___ Data section ___

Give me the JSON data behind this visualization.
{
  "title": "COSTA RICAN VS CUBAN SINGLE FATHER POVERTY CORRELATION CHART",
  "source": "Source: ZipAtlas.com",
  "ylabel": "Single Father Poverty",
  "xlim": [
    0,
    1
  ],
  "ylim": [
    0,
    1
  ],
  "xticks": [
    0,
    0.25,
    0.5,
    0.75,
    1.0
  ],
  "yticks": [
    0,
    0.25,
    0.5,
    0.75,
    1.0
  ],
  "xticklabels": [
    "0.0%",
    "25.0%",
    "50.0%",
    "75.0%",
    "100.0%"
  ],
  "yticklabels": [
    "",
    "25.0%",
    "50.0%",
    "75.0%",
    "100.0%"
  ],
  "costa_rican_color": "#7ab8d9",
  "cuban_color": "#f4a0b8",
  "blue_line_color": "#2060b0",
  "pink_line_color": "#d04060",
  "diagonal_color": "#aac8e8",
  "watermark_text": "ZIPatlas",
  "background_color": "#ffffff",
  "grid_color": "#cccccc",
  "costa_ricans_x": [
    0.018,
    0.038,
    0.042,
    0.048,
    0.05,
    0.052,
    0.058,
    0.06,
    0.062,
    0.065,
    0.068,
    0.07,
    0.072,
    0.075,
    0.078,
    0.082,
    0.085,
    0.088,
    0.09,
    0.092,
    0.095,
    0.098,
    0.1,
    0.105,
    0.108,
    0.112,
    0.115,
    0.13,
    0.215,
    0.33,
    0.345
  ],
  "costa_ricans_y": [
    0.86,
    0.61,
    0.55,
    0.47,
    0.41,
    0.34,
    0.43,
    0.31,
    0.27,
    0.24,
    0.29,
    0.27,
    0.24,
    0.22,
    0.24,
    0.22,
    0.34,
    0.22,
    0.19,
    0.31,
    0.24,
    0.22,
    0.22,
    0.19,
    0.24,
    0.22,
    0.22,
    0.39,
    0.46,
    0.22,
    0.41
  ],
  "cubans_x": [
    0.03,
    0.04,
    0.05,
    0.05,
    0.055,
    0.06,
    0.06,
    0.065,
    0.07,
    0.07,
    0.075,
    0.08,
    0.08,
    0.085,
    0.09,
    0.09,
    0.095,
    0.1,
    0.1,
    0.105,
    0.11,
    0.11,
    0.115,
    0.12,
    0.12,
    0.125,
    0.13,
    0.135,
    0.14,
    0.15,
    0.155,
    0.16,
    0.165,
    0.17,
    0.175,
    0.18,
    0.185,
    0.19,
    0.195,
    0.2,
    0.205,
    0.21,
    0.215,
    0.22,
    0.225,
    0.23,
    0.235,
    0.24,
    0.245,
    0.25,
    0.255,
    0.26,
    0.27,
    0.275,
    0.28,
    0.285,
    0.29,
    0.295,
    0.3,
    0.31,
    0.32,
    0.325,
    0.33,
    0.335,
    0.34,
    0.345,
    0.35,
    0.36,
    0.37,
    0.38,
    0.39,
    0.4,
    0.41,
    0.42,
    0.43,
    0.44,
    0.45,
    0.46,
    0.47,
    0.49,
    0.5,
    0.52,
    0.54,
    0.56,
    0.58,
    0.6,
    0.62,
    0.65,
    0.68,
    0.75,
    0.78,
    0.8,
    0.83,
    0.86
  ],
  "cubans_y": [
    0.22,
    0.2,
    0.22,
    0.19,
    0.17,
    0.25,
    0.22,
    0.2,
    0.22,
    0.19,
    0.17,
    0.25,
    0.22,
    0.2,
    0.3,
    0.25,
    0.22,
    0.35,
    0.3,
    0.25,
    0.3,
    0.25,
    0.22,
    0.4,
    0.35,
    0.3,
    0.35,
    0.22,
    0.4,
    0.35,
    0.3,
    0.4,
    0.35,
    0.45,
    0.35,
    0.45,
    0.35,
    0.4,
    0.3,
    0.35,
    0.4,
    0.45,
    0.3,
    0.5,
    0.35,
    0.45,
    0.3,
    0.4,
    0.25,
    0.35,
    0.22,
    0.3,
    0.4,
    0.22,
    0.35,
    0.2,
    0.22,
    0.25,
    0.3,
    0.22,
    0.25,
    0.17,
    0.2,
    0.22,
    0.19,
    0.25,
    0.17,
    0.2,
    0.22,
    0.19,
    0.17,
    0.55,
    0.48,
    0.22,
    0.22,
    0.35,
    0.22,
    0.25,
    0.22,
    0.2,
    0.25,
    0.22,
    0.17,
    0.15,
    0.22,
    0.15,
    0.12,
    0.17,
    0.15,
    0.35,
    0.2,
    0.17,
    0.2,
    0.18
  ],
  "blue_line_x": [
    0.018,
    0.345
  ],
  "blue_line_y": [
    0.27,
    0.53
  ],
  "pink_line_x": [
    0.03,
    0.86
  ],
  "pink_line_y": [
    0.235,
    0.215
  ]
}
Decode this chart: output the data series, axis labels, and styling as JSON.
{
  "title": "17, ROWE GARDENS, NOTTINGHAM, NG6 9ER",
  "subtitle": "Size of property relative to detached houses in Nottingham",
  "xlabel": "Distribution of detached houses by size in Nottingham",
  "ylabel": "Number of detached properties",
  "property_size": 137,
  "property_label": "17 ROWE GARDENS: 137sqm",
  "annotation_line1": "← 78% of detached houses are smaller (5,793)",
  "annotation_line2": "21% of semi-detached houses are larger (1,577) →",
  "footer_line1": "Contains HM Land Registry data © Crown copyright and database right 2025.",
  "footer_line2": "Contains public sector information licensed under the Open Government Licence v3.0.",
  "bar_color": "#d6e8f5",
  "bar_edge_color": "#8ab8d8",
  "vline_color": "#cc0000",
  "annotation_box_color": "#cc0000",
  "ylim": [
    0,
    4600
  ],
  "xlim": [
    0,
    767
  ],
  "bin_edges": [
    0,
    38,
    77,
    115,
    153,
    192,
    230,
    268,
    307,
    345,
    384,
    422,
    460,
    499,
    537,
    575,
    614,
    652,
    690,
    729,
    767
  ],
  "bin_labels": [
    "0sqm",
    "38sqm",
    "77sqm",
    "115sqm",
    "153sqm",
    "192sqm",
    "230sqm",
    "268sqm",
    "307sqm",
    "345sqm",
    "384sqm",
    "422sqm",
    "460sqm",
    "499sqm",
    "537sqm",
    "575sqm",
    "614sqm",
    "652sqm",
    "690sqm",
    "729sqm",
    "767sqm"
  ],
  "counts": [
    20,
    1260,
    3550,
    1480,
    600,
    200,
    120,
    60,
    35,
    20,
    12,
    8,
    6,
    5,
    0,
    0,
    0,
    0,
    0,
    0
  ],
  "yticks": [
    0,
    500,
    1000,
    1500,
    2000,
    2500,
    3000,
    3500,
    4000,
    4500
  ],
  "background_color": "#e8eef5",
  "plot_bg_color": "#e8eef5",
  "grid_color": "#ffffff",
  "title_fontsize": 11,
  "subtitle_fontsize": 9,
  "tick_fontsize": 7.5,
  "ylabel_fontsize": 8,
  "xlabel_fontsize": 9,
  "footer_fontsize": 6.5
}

___

> _Task brief_:
Repeat the material above in full, exactly as it stands.

> _Correct output_:
Give me the JSON data behind this visualization.
{
  "title": "COSTA RICAN VS CUBAN SINGLE FATHER POVERTY CORRELATION CHART",
  "source": "Source: ZipAtlas.com",
  "ylabel": "Single Father Poverty",
  "xlim": [
    0,
    1
  ],
  "ylim": [
    0,
    1
  ],
  "xticks": [
    0,
    0.25,
    0.5,
    0.75,
    1.0
  ],
  "yticks": [
    0,
    0.25,
    0.5,
    0.75,
    1.0
  ],
  "xticklabels": [
    "0.0%",
    "25.0%",
    "50.0%",
    "75.0%",
    "100.0%"
  ],
  "yticklabels": [
    "",
    "25.0%",
    "50.0%",
    "75.0%",
    "100.0%"
  ],
  "costa_rican_color": "#7ab8d9",
  "cuban_color": "#f4a0b8",
  "blue_line_color": "#2060b0",
  "pink_line_color": "#d04060",
  "diagonal_color": "#aac8e8",
  "watermark_text": "ZIPatlas",
  "background_color": "#ffffff",
  "grid_color": "#cccccc",
  "costa_ricans_x": [
    0.018,
    0.038,
    0.042,
    0.048,
    0.05,
    0.052,
    0.058,
    0.06,
    0.062,
    0.065,
    0.068,
    0.07,
    0.072,
    0.075,
    0.078,
    0.082,
    0.085,
    0.088,
    0.09,
    0.092,
    0.095,
    0.098,
    0.1,
    0.105,
    0.108,
    0.112,
    0.115,
    0.13,
    0.215,
    0.33,
    0.345
  ],
  "costa_ricans_y": [
    0.86,
    0.61,
    0.55,
    0.47,
    0.41,
    0.34,
    0.43,
    0.31,
    0.27,
    0.24,
    0.29,
    0.27,
    0.24,
    0.22,
    0.24,
    0.22,
    0.34,
    0.22,
    0.19,
    0.31,
    0.24,
    0.22,
    0.22,
    0.19,
    0.24,
    0.22,
    0.22,
    0.39,
    0.46,
    0.22,
    0.41
  ],
  "cubans_x": [
    0.03,
    0.04,
    0.05,
    0.05,
    0.055,
    0.06,
    0.06,
    0.065,
    0.07,
    0.07,
    0.075,
    0.08,
    0.08,
    0.085,
    0.09,
    0.09,
    0.095,
    0.1,
    0.1,
    0.105,
    0.11,
    0.11,
    0.115,
    0.12,
    0.12,
    0.125,
    0.13,
    0.135,
    0.14,
    0.15,
    0.155,
    0.16,
    0.165,
    0.17,
    0.175,
    0.18,
    0.185,
    0.19,
    0.195,
    0.2,
    0.205,
    0.21,
    0.215,
    0.22,
    0.225,
    0.23,
    0.235,
    0.24,
    0.245,
    0.25,
    0.255,
    0.26,
    0.27,
    0.275,
    0.28,
    0.285,
    0.29,
    0.295,
    0.3,
    0.31,
    0.32,
    0.325,
    0.33,
    0.335,
    0.34,
    0.345,
    0.35,
    0.36,
    0.37,
    0.38,
    0.39,
    0.4,
    0.41,
    0.42,
    0.43,
    0.44,
    0.45,
    0.46,
    0.47,
    0.49,
    0.5,
    0.52,
    0.54,
    0.56,
    0.58,
    0.6,
    0.62,
    0.65,
    0.68,
    0.75,
    0.78,
    0.8,
    0.83,
    0.86
  ],
  "cubans_y": [
    0.22,
    0.2,
    0.22,
    0.19,
    0.17,
    0.25,
    0.22,
    0.2,
    0.22,
    0.19,
    0.17,
    0.25,
    0.22,
    0.2,
    0.3,
    0.25,
    0.22,
    0.35,
    0.3,
    0.25,
    0.3,
    0.25,
    0.22,
    0.4,
    0.35,
    0.3,
    0.35,
    0.22,
    0.4,
    0.35,
    0.3,
    0.4,
    0.35,
    0.45,
    0.35,
    0.45,
    0.35,
    0.4,
    0.3,
    0.35,
    0.4,
    0.45,
    0.3,
    0.5,
    0.35,
    0.45,
    0.3,
    0.4,
    0.25,
    0.35,
    0.22,
    0.3,
    0.4,
    0.22,
    0.35,
    0.2,
    0.22,
    0.25,
    0.3,
    0.22,
    0.25,
    0.17,
    0.2,
    0.22,
    0.19,
    0.25,
    0.17,
    0.2,
    0.22,
    0.19,
    0.17,
    0.55,
    0.48,
    0.22,
    0.22,
    0.35,
    0.22,
    0.25,
    0.22,
    0.2,
    0.25,
    0.22,
    0.17,
    0.15,
    0.22,
    0.15,
    0.12,
    0.17,
    0.15,
    0.35,
    0.2,
    0.17,
    0.2,
    0.18
  ],
  "blue_line_x": [
    0.018,
    0.345
  ],
  "blue_line_y": [
    0.27,
    0.53
  ],
  "pink_line_x": [
    0.03,
    0.86
  ],
  "pink_line_y": [
    0.235,
    0.215
  ]
}
Decode this chart: output the data series, axis labels, and styling as JSON.
{
  "title": "17, ROWE GARDENS, NOTTINGHAM, NG6 9ER",
  "subtitle": "Size of property relative to detached houses in Nottingham",
  "xlabel": "Distribution of detached houses by size in Nottingham",
  "ylabel": "Number of detached properties",
  "property_size": 137,
  "property_label": "17 ROWE GARDENS: 137sqm",
  "annotation_line1": "← 78% of detached houses are smaller (5,793)",
  "annotation_line2": "21% of semi-detached houses are larger (1,577) →",
  "footer_line1": "Contains HM Land Registry data © Crown copyright and database right 2025.",
  "footer_line2": "Contains public sector information licensed under the Open Government Licence v3.0.",
  "bar_color": "#d6e8f5",
  "bar_edge_color": "#8ab8d8",
  "vline_color": "#cc0000",
  "annotation_box_color": "#cc0000",
  "ylim": [
    0,
    4600
  ],
  "xlim": [
    0,
    767
  ],
  "bin_edges": [
    0,
    38,
    77,
    115,
    153,
    192,
    230,
    268,
    307,
    345,
    384,
    422,
    460,
    499,
    537,
    575,
    614,
    652,
    690,
    729,
    767
  ],
  "bin_labels": [
    "0sqm",
    "38sqm",
    "77sqm",
    "115sqm",
    "153sqm",
    "192sqm",
    "230sqm",
    "268sqm",
    "307sqm",
    "345sqm",
    "384sqm",
    "422sqm",
    "460sqm",
    "499sqm",
    "537sqm",
    "575sqm",
    "614sqm",
    "652sqm",
    "690sqm",
    "729sqm",
    "767sqm"
  ],
  "counts": [
    20,
    1260,
    3550,
    1480,
    600,
    200,
    120,
    60,
    35,
    20,
    12,
    8,
    6,
    5,
    0,
    0,
    0,
    0,
    0,
    0
  ],
  "yticks": [
    0,
    500,
    1000,
    1500,
    2000,
    2500,
    3000,
    3500,
    4000,
    4500
  ],
  "background_color": "#e8eef5",
  "plot_bg_color": "#e8eef5",
  "grid_color": "#ffffff",
  "title_fontsize": 11,
  "subtitle_fontsize": 9,
  "tick_fontsize": 7.5,
  "ylabel_fontsize": 8,
  "xlabel_fontsize": 9,
  "footer_fontsize": 6.5
}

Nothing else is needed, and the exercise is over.